**Stated goal**
Write out every entry exactly as it appears.

..............................

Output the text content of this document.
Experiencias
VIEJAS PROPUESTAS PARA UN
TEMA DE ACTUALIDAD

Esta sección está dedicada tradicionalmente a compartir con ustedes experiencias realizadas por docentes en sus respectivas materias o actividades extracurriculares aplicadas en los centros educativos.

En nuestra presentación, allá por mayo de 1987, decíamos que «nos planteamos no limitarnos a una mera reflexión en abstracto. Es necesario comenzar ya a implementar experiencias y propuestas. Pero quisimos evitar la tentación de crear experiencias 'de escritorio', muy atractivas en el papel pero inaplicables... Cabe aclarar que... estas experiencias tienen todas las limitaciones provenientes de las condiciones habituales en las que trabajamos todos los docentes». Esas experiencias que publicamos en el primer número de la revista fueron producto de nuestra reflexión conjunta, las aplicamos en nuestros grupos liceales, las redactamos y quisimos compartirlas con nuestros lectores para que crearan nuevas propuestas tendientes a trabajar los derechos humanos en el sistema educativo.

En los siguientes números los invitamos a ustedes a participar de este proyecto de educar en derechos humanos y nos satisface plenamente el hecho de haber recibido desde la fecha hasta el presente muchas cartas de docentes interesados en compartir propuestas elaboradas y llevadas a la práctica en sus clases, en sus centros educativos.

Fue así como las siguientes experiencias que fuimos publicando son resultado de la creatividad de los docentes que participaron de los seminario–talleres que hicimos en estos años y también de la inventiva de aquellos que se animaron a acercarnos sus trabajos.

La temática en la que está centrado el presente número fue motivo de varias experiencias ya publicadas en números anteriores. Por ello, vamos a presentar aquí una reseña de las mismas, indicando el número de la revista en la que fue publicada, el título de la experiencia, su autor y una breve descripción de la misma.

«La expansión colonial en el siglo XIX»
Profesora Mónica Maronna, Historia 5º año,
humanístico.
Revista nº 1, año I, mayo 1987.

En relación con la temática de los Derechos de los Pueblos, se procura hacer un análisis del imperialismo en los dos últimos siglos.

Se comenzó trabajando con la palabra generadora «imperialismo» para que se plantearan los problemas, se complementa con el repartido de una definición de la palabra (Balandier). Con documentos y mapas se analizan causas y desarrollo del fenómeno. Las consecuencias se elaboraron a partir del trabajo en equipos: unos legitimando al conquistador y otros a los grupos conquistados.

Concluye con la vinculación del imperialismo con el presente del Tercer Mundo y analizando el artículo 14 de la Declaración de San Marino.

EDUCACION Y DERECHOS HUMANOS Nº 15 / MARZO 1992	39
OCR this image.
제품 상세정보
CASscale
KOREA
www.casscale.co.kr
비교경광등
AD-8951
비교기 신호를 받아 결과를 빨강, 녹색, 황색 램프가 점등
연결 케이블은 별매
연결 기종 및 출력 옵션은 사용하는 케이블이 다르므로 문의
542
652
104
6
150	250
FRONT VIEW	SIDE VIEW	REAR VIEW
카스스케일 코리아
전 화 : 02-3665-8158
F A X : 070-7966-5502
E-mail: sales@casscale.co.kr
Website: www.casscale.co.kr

..............................

**The answer**
Output the text content of this document.
Experiencias
VIEJAS PROPUESTAS PARA UN
TEMA DE ACTUALIDAD

Esta sección está dedicada tradicionalmente a compartir con ustedes experiencias realizadas por docentes en sus respectivas materias o actividades extracurriculares aplicadas en los centros educativos.

En nuestra presentación, allá por mayo de 1987, decíamos que «nos planteamos no limitarnos a una mera reflexión en abstracto. Es necesario comenzar ya a implementar experiencias y propuestas. Pero quisimos evitar la tentación de crear experiencias 'de escritorio', muy atractivas en el papel pero inaplicables... Cabe aclarar que... estas experiencias tienen todas las limitaciones provenientes de las condiciones habituales en las que trabajamos todos los docentes». Esas experiencias que publicamos en el primer número de la revista fueron producto de nuestra reflexión conjunta, las aplicamos en nuestros grupos liceales, las redactamos y quisimos compartirlas con nuestros lectores para que crearan nuevas propuestas tendientes a trabajar los derechos humanos en el sistema educativo.

En los siguientes números los invitamos a ustedes a participar de este proyecto de educar en derechos humanos y nos satisface plenamente el hecho de haber recibido desde la fecha hasta el presente muchas cartas de docentes interesados en compartir propuestas elaboradas y llevadas a la práctica en sus clases, en sus centros educativos.

Fue así como las siguientes experiencias que fuimos publicando son resultado de la creatividad de los docentes que participaron de los seminario–talleres que hicimos en estos años y también de la inventiva de aquellos que se animaron a acercarnos sus trabajos.

La temática en la que está centrado el presente número fue motivo de varias experiencias ya publicadas en números anteriores. Por ello, vamos a presentar aquí una reseña de las mismas, indicando el número de la revista en la que fue publicada, el título de la experiencia, su autor y una breve descripción de la misma.

«La expansión colonial en el siglo XIX»
Profesora Mónica Maronna, Historia 5º año,
humanístico.
Revista nº 1, año I, mayo 1987.

En relación con la temática de los Derechos de los Pueblos, se procura hacer un análisis del imperialismo en los dos últimos siglos.

Se comenzó trabajando con la palabra generadora «imperialismo» para que se plantearan los problemas, se complementa con el repartido de una definición de la palabra (Balandier). Con documentos y mapas se analizan causas y desarrollo del fenómeno. Las consecuencias se elaboraron a partir del trabajo en equipos: unos legitimando al conquistador y otros a los grupos conquistados.

Concluye con la vinculación del imperialismo con el presente del Tercer Mundo y analizando el artículo 14 de la Declaración de San Marino.

EDUCACION Y DERECHOS HUMANOS Nº 15 / MARZO 1992	39
OCR this image.
제품 상세정보
CASscale
KOREA
www.casscale.co.kr
비교경광등
AD-8951
비교기 신호를 받아 결과를 빨강, 녹색, 황색 램프가 점등
연결 케이블은 별매
연결 기종 및 출력 옵션은 사용하는 케이블이 다르므로 문의
542
652
104
6
150	250
FRONT VIEW	SIDE VIEW	REAR VIEW
카스스케일 코리아
전 화 : 02-3665-8158
F A X : 070-7966-5502
E-mail: sales@casscale.co.kr
Website: www.casscale.co.kr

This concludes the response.